__REQUIREMENTS__:
State only the number of lines that contain the string "this".
====== THE DATA ======
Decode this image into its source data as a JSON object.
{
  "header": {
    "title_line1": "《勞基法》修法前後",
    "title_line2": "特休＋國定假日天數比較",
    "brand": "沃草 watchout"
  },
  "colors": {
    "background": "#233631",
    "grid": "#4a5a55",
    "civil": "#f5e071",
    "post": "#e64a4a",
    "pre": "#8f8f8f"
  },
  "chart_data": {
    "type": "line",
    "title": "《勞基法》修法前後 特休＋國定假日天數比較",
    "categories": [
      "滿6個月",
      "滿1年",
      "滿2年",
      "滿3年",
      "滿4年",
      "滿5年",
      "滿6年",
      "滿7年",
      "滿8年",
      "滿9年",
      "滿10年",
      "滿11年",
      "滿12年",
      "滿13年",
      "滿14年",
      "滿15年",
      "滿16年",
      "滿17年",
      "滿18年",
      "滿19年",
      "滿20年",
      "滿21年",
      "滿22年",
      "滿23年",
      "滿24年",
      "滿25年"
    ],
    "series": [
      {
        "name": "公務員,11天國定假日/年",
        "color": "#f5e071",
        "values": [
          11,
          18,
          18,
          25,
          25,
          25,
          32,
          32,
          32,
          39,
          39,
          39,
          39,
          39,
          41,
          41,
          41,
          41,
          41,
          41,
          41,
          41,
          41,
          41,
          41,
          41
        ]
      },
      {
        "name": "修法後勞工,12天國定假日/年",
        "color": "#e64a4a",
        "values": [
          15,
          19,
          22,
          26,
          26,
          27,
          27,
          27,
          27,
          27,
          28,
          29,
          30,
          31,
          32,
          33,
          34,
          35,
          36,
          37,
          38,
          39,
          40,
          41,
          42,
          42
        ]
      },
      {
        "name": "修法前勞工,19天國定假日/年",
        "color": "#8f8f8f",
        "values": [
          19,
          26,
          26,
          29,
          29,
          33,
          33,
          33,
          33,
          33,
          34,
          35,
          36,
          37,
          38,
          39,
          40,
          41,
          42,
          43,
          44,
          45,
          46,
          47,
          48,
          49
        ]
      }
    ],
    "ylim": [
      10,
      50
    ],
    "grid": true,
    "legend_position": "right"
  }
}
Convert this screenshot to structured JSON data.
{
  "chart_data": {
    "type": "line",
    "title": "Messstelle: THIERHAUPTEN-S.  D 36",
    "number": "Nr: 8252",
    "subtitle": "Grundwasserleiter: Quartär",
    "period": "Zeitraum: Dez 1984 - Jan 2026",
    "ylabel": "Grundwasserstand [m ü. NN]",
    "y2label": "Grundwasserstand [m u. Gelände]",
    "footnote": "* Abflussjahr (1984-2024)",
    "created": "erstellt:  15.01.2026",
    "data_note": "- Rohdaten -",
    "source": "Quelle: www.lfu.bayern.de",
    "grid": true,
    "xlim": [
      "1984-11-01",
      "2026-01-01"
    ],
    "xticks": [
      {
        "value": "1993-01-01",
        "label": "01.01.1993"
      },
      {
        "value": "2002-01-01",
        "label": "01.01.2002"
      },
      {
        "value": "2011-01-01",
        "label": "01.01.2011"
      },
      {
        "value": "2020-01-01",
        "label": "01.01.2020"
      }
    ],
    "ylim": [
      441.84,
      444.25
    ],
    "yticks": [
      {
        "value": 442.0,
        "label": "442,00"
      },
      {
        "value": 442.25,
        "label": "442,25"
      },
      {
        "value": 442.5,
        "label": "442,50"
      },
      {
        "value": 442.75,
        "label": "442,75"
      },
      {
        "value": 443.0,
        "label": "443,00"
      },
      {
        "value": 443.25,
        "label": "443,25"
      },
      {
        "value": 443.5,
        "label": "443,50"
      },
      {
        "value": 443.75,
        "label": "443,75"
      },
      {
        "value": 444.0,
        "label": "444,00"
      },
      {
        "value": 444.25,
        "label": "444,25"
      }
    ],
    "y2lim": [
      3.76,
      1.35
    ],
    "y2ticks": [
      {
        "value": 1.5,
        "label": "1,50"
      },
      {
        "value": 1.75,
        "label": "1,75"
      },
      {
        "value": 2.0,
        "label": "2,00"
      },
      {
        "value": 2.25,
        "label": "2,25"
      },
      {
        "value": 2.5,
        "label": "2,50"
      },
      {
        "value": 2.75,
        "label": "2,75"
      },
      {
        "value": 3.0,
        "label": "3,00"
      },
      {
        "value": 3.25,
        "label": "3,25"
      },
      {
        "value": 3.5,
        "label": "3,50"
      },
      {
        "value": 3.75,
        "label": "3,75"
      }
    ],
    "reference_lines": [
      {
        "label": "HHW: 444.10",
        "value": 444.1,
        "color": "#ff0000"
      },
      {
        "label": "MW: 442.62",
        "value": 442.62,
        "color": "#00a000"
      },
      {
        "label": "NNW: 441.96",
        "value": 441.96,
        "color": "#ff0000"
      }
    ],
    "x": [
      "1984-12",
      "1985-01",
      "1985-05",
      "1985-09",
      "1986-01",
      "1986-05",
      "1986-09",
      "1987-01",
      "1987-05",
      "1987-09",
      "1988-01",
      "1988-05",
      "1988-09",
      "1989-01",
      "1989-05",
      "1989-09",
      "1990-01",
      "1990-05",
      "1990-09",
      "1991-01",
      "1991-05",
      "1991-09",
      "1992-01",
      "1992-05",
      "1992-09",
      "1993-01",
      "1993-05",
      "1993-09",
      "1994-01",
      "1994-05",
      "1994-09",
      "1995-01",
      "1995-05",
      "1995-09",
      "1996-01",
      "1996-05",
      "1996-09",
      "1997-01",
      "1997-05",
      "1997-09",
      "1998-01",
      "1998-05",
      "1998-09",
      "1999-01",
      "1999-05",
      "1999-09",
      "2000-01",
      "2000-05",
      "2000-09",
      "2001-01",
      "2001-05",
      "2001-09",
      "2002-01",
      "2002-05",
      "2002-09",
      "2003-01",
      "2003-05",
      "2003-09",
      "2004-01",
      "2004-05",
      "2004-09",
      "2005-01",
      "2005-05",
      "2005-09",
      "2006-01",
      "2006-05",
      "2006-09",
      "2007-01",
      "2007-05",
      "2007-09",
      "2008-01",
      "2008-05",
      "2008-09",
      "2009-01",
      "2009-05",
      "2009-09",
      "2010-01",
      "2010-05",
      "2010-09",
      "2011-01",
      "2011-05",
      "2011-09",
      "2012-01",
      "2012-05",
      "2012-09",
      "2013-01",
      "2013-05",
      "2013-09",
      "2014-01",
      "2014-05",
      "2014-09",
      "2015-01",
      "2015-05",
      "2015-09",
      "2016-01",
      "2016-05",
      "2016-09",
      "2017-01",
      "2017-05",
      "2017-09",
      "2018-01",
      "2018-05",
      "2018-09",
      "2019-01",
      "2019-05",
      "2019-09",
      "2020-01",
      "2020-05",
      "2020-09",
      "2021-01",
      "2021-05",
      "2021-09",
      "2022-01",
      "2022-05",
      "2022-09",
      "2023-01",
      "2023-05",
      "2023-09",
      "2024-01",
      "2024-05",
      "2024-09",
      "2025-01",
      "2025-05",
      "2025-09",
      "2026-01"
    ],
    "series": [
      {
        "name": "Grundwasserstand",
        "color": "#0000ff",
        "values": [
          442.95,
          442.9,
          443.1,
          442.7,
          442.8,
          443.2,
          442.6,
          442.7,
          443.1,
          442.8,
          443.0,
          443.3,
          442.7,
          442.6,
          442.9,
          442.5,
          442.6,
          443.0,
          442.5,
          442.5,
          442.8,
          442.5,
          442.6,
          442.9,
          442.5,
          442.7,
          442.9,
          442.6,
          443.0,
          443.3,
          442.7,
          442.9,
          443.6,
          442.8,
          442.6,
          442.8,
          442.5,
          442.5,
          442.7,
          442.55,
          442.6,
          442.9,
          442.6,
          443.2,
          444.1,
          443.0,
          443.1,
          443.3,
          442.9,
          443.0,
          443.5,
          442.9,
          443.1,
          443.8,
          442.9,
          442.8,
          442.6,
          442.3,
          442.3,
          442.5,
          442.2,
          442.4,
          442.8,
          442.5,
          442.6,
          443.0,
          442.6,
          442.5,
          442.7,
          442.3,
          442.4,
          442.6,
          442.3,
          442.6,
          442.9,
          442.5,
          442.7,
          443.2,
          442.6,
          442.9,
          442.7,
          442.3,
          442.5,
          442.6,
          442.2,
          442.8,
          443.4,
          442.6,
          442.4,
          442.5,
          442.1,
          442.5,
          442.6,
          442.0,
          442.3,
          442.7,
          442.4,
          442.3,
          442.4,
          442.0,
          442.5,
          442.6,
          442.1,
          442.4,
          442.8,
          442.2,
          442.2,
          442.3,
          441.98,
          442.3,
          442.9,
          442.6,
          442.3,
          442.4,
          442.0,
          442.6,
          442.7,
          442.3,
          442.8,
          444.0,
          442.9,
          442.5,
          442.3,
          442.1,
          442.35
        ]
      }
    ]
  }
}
======
__SOLUTION TO THE EXERCISE__:
2